>> Begin
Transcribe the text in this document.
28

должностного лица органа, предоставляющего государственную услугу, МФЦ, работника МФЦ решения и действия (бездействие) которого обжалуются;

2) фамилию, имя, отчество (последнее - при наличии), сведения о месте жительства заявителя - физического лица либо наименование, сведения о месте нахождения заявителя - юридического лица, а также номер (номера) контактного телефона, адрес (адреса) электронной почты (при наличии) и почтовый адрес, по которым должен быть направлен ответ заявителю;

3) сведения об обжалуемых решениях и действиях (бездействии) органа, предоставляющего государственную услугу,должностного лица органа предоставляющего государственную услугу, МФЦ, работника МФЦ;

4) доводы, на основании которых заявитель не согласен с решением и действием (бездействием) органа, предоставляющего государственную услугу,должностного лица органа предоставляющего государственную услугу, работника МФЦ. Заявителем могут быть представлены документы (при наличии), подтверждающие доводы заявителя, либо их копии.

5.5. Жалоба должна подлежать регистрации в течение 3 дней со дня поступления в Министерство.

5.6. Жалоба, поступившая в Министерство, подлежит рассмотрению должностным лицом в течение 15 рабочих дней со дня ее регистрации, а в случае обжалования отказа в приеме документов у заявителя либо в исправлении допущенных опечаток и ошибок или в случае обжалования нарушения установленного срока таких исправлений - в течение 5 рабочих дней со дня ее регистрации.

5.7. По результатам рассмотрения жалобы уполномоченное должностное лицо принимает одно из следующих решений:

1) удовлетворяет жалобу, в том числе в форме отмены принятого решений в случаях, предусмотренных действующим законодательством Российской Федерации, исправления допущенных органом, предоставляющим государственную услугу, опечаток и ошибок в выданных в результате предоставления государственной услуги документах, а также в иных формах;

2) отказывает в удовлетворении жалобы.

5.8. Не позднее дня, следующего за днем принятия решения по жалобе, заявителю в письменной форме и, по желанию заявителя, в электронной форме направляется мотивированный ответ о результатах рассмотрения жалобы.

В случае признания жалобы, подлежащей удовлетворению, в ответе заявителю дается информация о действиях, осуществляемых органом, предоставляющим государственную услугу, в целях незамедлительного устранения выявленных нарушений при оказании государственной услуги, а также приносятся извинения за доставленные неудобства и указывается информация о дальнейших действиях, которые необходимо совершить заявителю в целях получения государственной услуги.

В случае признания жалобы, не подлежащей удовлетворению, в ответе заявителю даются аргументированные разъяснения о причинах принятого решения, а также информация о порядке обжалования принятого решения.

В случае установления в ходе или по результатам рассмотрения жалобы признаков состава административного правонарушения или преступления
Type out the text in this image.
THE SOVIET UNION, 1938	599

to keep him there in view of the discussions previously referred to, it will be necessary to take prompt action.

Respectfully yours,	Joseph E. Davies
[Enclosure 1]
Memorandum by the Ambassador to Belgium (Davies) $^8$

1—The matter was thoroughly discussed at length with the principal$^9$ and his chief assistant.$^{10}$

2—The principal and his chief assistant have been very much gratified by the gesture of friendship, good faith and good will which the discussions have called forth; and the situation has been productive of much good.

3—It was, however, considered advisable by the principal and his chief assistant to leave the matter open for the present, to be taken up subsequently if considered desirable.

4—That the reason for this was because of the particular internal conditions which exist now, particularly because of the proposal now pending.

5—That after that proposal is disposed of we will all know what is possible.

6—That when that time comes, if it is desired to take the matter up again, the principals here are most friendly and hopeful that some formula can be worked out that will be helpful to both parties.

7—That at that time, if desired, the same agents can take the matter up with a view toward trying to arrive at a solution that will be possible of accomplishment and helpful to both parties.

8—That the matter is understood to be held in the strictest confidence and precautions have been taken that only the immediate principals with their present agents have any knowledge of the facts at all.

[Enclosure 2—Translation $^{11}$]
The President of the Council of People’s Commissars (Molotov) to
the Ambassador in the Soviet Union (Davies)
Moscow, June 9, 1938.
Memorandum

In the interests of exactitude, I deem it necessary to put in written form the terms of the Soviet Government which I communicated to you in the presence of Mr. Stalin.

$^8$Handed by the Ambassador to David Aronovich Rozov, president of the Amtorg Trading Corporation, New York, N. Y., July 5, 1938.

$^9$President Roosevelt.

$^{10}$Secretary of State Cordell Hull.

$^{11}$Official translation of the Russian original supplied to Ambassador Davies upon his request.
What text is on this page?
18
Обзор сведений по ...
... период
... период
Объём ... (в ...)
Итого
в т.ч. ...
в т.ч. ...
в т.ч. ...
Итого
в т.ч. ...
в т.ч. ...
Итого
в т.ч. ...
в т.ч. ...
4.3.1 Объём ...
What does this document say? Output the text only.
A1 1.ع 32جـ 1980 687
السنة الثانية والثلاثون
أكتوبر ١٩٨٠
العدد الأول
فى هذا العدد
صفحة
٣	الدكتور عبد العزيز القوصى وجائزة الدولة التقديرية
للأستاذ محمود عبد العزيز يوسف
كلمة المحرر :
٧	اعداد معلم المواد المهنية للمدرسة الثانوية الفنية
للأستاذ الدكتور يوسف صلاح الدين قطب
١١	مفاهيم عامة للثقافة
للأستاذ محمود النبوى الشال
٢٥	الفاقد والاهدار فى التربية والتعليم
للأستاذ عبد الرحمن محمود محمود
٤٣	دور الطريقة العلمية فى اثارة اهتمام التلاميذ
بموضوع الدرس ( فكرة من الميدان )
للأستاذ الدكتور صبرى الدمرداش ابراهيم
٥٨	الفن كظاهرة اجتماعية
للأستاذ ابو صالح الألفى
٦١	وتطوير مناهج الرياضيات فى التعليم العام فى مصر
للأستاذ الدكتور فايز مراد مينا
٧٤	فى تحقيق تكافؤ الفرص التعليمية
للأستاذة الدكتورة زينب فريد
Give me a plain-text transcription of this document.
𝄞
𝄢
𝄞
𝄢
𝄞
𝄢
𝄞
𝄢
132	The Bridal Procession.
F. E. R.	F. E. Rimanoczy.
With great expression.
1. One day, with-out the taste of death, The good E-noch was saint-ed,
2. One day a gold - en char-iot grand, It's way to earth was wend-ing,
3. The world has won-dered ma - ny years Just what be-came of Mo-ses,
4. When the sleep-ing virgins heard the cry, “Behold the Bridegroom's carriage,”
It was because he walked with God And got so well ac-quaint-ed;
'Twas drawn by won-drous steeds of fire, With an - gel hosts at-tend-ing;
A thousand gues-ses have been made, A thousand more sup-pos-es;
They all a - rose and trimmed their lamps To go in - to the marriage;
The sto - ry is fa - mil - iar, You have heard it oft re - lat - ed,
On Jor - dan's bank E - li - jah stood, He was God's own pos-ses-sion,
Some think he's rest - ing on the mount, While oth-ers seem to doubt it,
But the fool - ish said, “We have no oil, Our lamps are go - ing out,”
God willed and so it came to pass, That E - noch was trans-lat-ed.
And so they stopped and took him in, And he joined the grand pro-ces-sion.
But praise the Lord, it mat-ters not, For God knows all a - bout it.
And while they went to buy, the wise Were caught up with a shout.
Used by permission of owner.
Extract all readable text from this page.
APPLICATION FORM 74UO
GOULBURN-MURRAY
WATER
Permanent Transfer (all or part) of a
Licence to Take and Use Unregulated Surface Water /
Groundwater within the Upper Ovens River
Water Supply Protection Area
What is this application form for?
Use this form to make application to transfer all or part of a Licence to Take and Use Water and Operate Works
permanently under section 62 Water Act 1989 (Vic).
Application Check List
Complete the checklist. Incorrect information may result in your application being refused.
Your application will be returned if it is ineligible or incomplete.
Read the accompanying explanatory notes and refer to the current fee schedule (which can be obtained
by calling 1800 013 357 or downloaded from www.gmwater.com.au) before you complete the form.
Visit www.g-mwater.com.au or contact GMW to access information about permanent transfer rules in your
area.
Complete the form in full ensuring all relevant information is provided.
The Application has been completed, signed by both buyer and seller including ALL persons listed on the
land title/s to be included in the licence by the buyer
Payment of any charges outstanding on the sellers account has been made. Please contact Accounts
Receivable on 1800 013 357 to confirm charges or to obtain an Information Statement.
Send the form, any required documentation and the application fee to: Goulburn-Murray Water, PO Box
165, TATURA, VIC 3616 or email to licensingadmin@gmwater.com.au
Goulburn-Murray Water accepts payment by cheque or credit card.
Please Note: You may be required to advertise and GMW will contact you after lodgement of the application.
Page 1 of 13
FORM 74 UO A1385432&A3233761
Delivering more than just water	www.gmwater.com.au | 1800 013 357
>> End
◆ **Aim**
Report the number of lines containing the string "государственной" and add nothing to it.

◆ **Answer to the exercise**
2